*DO THIS*.
Rewrite the records below, substituting "Drawing dimensions" for every occurrence of "Patent image size" and leaving everything else unchanged.

Data entries:
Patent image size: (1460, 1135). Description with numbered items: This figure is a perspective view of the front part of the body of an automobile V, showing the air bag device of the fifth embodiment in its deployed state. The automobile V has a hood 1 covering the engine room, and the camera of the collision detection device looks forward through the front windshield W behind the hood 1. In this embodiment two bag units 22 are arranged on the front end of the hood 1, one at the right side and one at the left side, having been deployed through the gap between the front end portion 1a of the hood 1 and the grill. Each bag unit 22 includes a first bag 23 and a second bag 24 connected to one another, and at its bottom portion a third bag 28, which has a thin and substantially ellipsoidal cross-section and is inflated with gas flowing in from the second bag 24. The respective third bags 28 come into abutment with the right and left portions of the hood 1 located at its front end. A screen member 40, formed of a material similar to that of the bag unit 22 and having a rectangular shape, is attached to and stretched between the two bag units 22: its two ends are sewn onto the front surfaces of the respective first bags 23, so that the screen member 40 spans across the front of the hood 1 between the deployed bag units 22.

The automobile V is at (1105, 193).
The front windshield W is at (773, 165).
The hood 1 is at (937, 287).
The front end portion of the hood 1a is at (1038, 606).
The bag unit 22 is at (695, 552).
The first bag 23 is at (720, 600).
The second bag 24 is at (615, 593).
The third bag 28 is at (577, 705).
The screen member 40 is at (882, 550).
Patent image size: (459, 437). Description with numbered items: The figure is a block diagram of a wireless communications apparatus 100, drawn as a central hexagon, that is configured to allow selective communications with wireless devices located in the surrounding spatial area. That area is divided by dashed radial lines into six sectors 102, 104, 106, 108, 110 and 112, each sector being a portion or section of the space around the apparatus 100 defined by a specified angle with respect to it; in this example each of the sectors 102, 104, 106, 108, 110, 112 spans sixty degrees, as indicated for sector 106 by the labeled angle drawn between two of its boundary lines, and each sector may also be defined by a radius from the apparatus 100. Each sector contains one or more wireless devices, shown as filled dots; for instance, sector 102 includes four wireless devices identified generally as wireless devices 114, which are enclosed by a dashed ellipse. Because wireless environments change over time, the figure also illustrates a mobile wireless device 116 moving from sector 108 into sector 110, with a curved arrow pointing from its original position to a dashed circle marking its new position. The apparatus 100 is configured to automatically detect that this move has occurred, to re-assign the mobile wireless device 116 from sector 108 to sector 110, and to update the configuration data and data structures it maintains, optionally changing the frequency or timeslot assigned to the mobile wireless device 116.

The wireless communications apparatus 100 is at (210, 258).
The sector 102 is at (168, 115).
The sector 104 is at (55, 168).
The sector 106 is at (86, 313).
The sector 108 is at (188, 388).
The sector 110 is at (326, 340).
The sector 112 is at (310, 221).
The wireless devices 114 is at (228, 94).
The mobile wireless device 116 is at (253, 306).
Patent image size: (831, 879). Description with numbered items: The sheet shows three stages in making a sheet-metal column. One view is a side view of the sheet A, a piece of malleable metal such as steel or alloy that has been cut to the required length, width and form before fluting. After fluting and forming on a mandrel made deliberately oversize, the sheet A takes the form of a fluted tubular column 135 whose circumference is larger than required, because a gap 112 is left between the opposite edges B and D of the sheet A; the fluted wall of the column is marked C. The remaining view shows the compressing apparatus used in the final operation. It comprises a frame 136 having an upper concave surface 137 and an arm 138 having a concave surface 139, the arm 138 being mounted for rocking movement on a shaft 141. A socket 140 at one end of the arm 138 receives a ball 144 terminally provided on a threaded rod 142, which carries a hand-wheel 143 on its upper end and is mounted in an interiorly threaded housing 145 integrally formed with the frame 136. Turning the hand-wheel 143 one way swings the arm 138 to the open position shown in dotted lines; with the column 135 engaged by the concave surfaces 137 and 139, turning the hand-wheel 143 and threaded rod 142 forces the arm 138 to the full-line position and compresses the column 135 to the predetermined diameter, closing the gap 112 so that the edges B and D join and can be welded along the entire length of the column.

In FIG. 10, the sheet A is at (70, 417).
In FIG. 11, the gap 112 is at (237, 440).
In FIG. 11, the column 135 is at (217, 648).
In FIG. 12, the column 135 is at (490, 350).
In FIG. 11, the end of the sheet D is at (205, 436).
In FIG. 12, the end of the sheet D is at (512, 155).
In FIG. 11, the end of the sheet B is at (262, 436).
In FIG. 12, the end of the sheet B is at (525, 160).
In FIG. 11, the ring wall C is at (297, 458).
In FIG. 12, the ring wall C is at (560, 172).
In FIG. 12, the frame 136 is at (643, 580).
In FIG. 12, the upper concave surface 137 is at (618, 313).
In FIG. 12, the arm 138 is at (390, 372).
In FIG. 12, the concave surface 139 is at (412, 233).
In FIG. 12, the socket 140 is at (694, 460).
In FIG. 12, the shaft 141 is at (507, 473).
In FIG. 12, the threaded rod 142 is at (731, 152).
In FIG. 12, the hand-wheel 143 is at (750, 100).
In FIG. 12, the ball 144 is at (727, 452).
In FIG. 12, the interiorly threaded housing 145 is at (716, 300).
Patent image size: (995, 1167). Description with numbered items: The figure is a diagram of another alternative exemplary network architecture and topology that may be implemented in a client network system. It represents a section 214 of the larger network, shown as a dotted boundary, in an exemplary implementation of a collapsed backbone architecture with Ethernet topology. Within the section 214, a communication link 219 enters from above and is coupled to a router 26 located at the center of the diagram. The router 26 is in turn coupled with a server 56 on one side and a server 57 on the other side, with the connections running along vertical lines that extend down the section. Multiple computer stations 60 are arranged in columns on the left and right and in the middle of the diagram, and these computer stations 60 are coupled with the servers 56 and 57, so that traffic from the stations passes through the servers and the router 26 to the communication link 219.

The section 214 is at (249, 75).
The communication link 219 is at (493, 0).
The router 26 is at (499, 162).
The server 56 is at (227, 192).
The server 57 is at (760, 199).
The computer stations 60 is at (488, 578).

*CORRECT OUTPUT*.
Drawing dimensions: (1460, 1135). Description with numbered items: This figure is a perspective view of the front part of the body of an automobile V, showing the air bag device of the fifth embodiment in its deployed state. The automobile V has a hood 1 covering the engine room, and the camera of the collision detection device looks forward through the front windshield W behind the hood 1. In this embodiment two bag units 22 are arranged on the front end of the hood 1, one at the right side and one at the left side, having been deployed through the gap between the front end portion 1a of the hood 1 and the grill. Each bag unit 22 includes a first bag 23 and a second bag 24 connected to one another, and at its bottom portion a third bag 28, which has a thin and substantially ellipsoidal cross-section and is inflated with gas flowing in from the second bag 24. The respective third bags 28 come into abutment with the right and left portions of the hood 1 located at its front end. A screen member 40, formed of a material similar to that of the bag unit 22 and having a rectangular shape, is attached to and stretched between the two bag units 22: its two ends are sewn onto the front surfaces of the respective first bags 23, so that the screen member 40 spans across the front of the hood 1 between the deployed bag units 22.

The automobile V is at (1105, 193).
The front windshield W is at (773, 165).
The hood 1 is at (937, 287).
The front end portion of the hood 1a is at (1038, 606).
The bag unit 22 is at (695, 552).
The first bag 23 is at (720, 600).
The second bag 24 is at (615, 593).
The third bag 28 is at (577, 705).
The screen member 40 is at (882, 550).
Drawing dimensions: (459, 437). Description with numbered items: The figure is a block diagram of a wireless communications apparatus 100, drawn as a central hexagon, that is configured to allow selective communications with wireless devices located in the surrounding spatial area. That area is divided by dashed radial lines into six sectors 102, 104, 106, 108, 110 and 112, each sector being a portion or section of the space around the apparatus 100 defined by a specified angle with respect to it; in this example each of the sectors 102, 104, 106, 108, 110, 112 spans sixty degrees, as indicated for sector 106 by the labeled angle drawn between two of its boundary lines, and each sector may also be defined by a radius from the apparatus 100. Each sector contains one or more wireless devices, shown as filled dots; for instance, sector 102 includes four wireless devices identified generally as wireless devices 114, which are enclosed by a dashed ellipse. Because wireless environments change over time, the figure also illustrates a mobile wireless device 116 moving from sector 108 into sector 110, with a curved arrow pointing from its original position to a dashed circle marking its new position. The apparatus 100 is configured to automatically detect that this move has occurred, to re-assign the mobile wireless device 116 from sector 108 to sector 110, and to update the configuration data and data structures it maintains, optionally changing the frequency or timeslot assigned to the mobile wireless device 116.

The wireless communications apparatus 100 is at (210, 258).
The sector 102 is at (168, 115).
The sector 104 is at (55, 168).
The sector 106 is at (86, 313).
The sector 108 is at (188, 388).
The sector 110 is at (326, 340).
The sector 112 is at (310, 221).
The wireless devices 114 is at (228, 94).
The mobile wireless device 116 is at (253, 306).
Drawing dimensions: (831, 879). Description with numbered items: The sheet shows three stages in making a sheet-metal column. One view is a side view of the sheet A, a piece of malleable metal such as steel or alloy that has been cut to the required length, width and form before fluting. After fluting and forming on a mandrel made deliberately oversize, the sheet A takes the form of a fluted tubular column 135 whose circumference is larger than required, because a gap 112 is left between the opposite edges B and D of the sheet A; the fluted wall of the column is marked C. The remaining view shows the compressing apparatus used in the final operation. It comprises a frame 136 having an upper concave surface 137 and an arm 138 having a concave surface 139, the arm 138 being mounted for rocking movement on a shaft 141. A socket 140 at one end of the arm 138 receives a ball 144 terminally provided on a threaded rod 142, which carries a hand-wheel 143 on its upper end and is mounted in an interiorly threaded housing 145 integrally formed with the frame 136. Turning the hand-wheel 143 one way swings the arm 138 to the open position shown in dotted lines; with the column 135 engaged by the concave surfaces 137 and 139, turning the hand-wheel 143 and threaded rod 142 forces the arm 138 to the full-line position and compresses the column 135 to the predetermined diameter, closing the gap 112 so that the edges B and D join and can be welded along the entire length of the column.

In FIG. 10, the sheet A is at (70, 417).
In FIG. 11, the gap 112 is at (237, 440).
In FIG. 11, the column 135 is at (217, 648).
In FIG. 12, the column 135 is at (490, 350).
In FIG. 11, the end of the sheet D is at (205, 436).
In FIG. 12, the end of the sheet D is at (512, 155).
In FIG. 11, the end of the sheet B is at (262, 436).
In FIG. 12, the end of the sheet B is at (525, 160).
In FIG. 11, the ring wall C is at (297, 458).
In FIG. 12, the ring wall C is at (560, 172).
In FIG. 12, the frame 136 is at (643, 580).
In FIG. 12, the upper concave surface 137 is at (618, 313).
In FIG. 12, the arm 138 is at (390, 372).
In FIG. 12, the concave surface 139 is at (412, 233).
In FIG. 12, the socket 140 is at (694, 460).
In FIG. 12, the shaft 141 is at (507, 473).
In FIG. 12, the threaded rod 142 is at (731, 152).
In FIG. 12, the hand-wheel 143 is at (750, 100).
In FIG. 12, the ball 144 is at (727, 452).
In FIG. 12, the interiorly threaded housing 145 is at (716, 300).
Drawing dimensions: (995, 1167). Description with numbered items: The figure is a diagram of another alternative exemplary network architecture and topology that may be implemented in a client network system. It represents a section 214 of the larger network, shown as a dotted boundary, in an exemplary implementation of a collapsed backbone architecture with Ethernet topology. Within the section 214, a communication link 219 enters from above and is coupled to a router 26 located at the center of the diagram. The router 26 is in turn coupled with a server 56 on one side and a server 57 on the other side, with the connections running along vertical lines that extend down the section. Multiple computer stations 60 are arranged in columns on the left and right and in the middle of the diagram, and these computer stations 60 are coupled with the servers 56 and 57, so that traffic from the stations passes through the servers and the router 26 to the communication link 219.

The section 214 is at (249, 75).
The communication link 219 is at (493, 0).
The router 26 is at (499, 162).
The server 56 is at (227, 192).
The server 57 is at (760, 199).
The computer stations 60 is at (488, 578).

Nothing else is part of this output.